Entries taken from a collection
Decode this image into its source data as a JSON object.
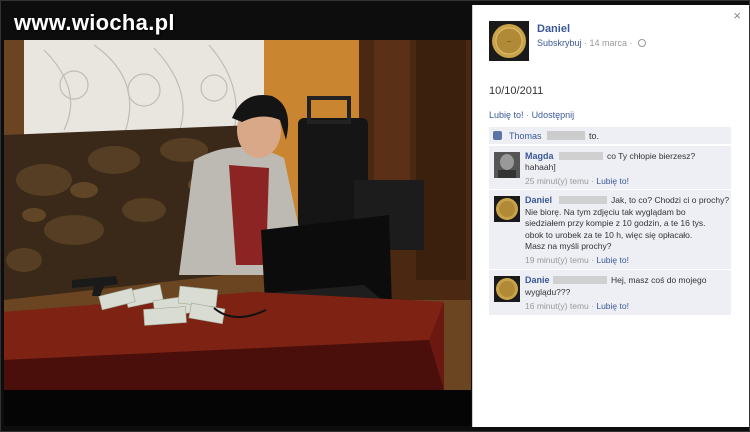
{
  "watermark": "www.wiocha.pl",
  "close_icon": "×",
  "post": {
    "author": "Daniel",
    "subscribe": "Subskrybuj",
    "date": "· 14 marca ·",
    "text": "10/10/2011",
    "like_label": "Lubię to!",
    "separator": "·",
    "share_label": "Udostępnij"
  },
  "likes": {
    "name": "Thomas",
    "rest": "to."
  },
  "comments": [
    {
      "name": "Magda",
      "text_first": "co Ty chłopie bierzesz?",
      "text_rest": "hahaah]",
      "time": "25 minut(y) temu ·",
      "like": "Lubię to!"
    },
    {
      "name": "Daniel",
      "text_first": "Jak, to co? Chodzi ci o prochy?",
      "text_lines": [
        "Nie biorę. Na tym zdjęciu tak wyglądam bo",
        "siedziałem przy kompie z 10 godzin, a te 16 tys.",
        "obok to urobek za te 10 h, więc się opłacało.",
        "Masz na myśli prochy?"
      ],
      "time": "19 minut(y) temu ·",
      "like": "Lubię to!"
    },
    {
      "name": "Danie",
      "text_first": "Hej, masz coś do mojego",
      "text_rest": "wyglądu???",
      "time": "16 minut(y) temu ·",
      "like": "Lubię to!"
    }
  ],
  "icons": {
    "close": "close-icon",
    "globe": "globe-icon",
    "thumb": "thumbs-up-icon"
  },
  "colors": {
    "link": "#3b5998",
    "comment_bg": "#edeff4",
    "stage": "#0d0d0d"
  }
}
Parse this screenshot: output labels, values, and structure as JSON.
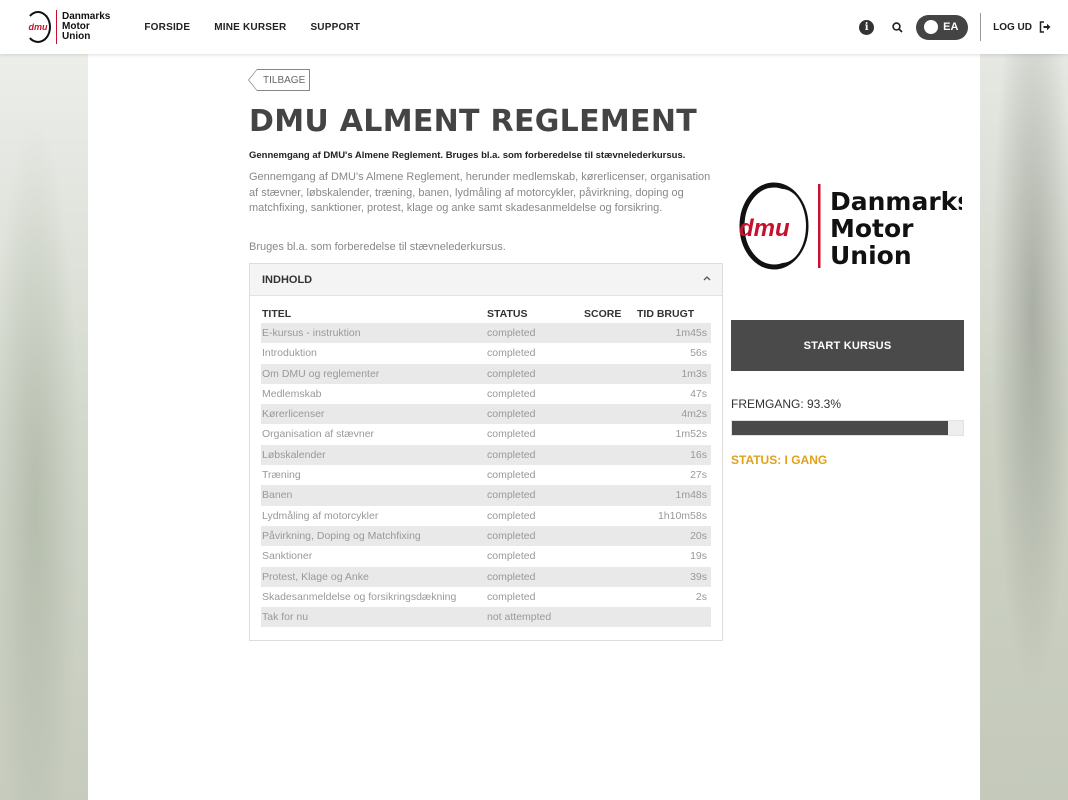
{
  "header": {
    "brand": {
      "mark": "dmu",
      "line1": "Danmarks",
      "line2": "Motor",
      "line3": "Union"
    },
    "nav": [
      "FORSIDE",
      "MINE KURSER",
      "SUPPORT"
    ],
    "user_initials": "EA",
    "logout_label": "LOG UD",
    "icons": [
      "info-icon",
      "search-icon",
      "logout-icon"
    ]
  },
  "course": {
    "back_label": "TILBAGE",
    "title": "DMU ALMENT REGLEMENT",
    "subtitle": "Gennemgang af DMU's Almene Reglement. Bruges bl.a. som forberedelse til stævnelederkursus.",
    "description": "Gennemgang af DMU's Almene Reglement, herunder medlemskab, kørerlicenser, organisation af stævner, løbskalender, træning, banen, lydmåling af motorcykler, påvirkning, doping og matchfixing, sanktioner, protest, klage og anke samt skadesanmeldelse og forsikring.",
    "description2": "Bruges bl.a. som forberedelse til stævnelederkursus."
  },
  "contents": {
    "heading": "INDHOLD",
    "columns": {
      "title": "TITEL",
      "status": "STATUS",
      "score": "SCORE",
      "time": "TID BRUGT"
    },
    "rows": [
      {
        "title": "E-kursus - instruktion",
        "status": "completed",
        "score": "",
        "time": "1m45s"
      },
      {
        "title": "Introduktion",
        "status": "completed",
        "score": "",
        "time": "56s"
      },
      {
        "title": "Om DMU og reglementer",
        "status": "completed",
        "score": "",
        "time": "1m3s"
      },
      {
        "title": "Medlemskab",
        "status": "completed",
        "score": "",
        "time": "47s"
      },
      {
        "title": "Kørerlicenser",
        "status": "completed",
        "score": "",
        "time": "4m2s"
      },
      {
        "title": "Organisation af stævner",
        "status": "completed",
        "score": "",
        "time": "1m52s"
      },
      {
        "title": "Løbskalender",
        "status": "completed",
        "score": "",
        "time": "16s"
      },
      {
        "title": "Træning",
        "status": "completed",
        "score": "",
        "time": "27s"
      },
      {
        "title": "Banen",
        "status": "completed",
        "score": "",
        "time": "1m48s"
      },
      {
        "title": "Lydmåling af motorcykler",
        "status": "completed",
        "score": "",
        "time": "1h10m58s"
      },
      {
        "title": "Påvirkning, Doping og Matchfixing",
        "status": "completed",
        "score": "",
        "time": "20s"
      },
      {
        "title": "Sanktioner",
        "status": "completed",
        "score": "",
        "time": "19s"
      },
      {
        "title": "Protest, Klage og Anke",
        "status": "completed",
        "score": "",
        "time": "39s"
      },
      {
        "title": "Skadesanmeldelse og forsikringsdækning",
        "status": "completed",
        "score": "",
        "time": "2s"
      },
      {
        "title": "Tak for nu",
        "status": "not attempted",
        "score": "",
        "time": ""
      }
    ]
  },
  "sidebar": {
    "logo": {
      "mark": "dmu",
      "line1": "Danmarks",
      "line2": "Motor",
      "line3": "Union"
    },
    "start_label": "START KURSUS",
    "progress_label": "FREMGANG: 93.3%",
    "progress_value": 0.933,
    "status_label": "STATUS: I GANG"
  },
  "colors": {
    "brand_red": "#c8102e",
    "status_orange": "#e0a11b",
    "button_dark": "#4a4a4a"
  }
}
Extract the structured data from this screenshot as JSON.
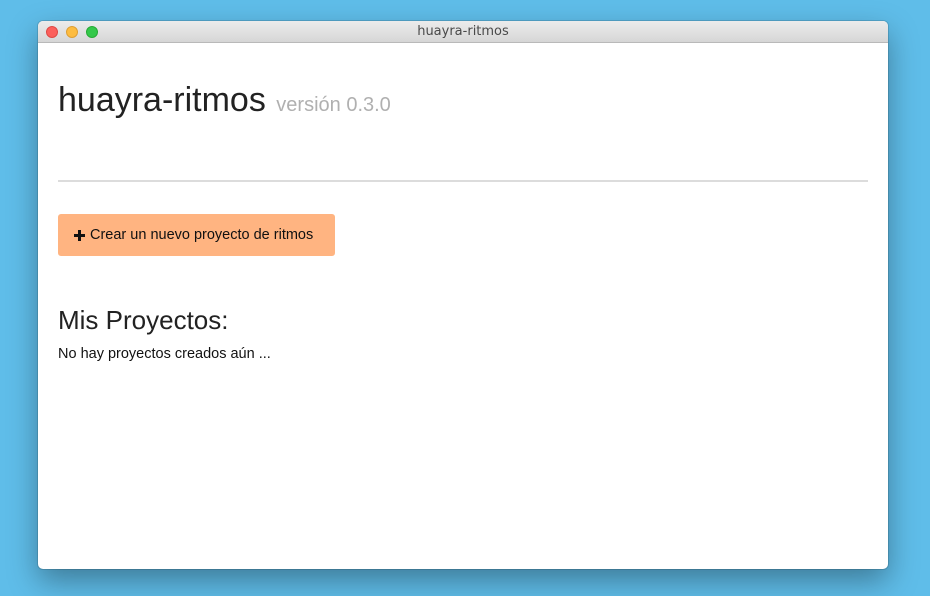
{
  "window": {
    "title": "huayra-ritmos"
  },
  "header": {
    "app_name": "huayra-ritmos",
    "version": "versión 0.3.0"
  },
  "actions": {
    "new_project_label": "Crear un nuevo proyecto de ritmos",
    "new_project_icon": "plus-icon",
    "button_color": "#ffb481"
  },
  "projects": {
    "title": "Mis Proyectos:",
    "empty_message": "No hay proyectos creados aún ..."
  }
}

Goal
Print all of the entries word for word. Skip any images they contain.

Exercise result
Decode this image into its source data as a JSON object.
{
  "watermark": "www.wiocha.pl",
  "close_icon": "×",
  "post": {
    "author": "Daniel",
    "subscribe": "Subskrybuj",
    "date": "· 14 marca ·",
    "text": "10/10/2011",
    "like_label": "Lubię to!",
    "separator": "·",
    "share_label": "Udostępnij"
  },
  "likes": {
    "name": "Thomas",
    "rest": "to."
  },
  "comments": [
    {
      "name": "Magda",
      "text_first": "co Ty chłopie bierzesz?",
      "text_rest": "hahaah]",
      "time": "25 minut(y) temu ·",
      "like": "Lubię to!"
    },
    {
      "name": "Daniel",
      "text_first": "Jak, to co? Chodzi ci o prochy?",
      "text_lines": [
        "Nie biorę. Na tym zdjęciu tak wyglądam bo",
        "siedziałem przy kompie z 10 godzin, a te 16 tys.",
        "obok to urobek za te 10 h, więc się opłacało.",
        "Masz na myśli prochy?"
      ],
      "time": "19 minut(y) temu ·",
      "like": "Lubię to!"
    },
    {
      "name": "Danie",
      "text_first": "Hej, masz coś do mojego",
      "text_rest": "wyglądu???",
      "time": "16 minut(y) temu ·",
      "like": "Lubię to!"
    }
  ],
  "icons": {
    "close": "close-icon",
    "globe": "globe-icon",
    "thumb": "thumbs-up-icon"
  },
  "colors": {
    "link": "#3b5998",
    "comment_bg": "#edeff4",
    "stage": "#0d0d0d"
  }
}
Parse this screenshot: output labels, values, and structure as JSON.
{
  "header": {
    "brand": {
      "mark": "dmu",
      "line1": "Danmarks",
      "line2": "Motor",
      "line3": "Union"
    },
    "nav": [
      "FORSIDE",
      "MINE KURSER",
      "SUPPORT"
    ],
    "user_initials": "EA",
    "logout_label": "LOG UD",
    "icons": [
      "info-icon",
      "search-icon",
      "logout-icon"
    ]
  },
  "course": {
    "back_label": "TILBAGE",
    "title": "DMU ALMENT REGLEMENT",
    "subtitle": "Gennemgang af DMU's Almene Reglement. Bruges bl.a. som forberedelse til stævnelederkursus.",
    "description": "Gennemgang af DMU's Almene Reglement, herunder medlemskab, kørerlicenser, organisation af stævner, løbskalender, træning, banen, lydmåling af motorcykler, påvirkning, doping og matchfixing, sanktioner, protest, klage og anke samt skadesanmeldelse og forsikring.",
    "description2": "Bruges bl.a. som forberedelse til stævnelederkursus."
  },
  "contents": {
    "heading": "INDHOLD",
    "columns": {
      "title": "TITEL",
      "status": "STATUS",
      "score": "SCORE",
      "time": "TID BRUGT"
    },
    "rows": [
      {
        "title": "E-kursus - instruktion",
        "status": "completed",
        "score": "",
        "time": "1m45s"
      },
      {
        "title": "Introduktion",
        "status": "completed",
        "score": "",
        "time": "56s"
      },
      {
        "title": "Om DMU og reglementer",
        "status": "completed",
        "score": "",
        "time": "1m3s"
      },
      {
        "title": "Medlemskab",
        "status": "completed",
        "score": "",
        "time": "47s"
      },
      {
        "title": "Kørerlicenser",
        "status": "completed",
        "score": "",
        "time": "4m2s"
      },
      {
        "title": "Organisation af stævner",
        "status": "completed",
        "score": "",
        "time": "1m52s"
      },
      {
        "title": "Løbskalender",
        "status": "completed",
        "score": "",
        "time": "16s"
      },
      {
        "title": "Træning",
        "status": "completed",
        "score": "",
        "time": "27s"
      },
      {
        "title": "Banen",
        "status": "completed",
        "score": "",
        "time": "1m48s"
      },
      {
        "title": "Lydmåling af motorcykler",
        "status": "completed",
        "score": "",
        "time": "1h10m58s"
      },
      {
        "title": "Påvirkning, Doping og Matchfixing",
        "status": "completed",
        "score": "",
        "time": "20s"
      },
      {
        "title": "Sanktioner",
        "status": "completed",
        "score": "",
        "time": "19s"
      },
      {
        "title": "Protest, Klage og Anke",
        "status": "completed",
        "score": "",
        "time": "39s"
      },
      {
        "title": "Skadesanmeldelse og forsikringsdækning",
        "status": "completed",
        "score": "",
        "time": "2s"
      },
      {
        "title": "Tak for nu",
        "status": "not attempted",
        "score": "",
        "time": ""
      }
    ]
  },
  "sidebar": {
    "logo": {
      "mark": "dmu",
      "line1": "Danmarks",
      "line2": "Motor",
      "line3": "Union"
    },
    "start_label": "START KURSUS",
    "progress_label": "FREMGANG: 93.3%",
    "progress_value": 0.933,
    "status_label": "STATUS: I GANG"
  },
  "colors": {
    "brand_red": "#c8102e",
    "status_orange": "#e0a11b",
    "button_dark": "#4a4a4a"
  }
}
Extract the structured data from this screenshot as JSON.
{
  "window": {
    "title": "huayra-ritmos"
  },
  "header": {
    "app_name": "huayra-ritmos",
    "version": "versión 0.3.0"
  },
  "actions": {
    "new_project_label": "Crear un nuevo proyecto de ritmos",
    "new_project_icon": "plus-icon",
    "button_color": "#ffb481"
  },
  "projects": {
    "title": "Mis Proyectos:",
    "empty_message": "No hay proyectos creados aún ..."
  }
}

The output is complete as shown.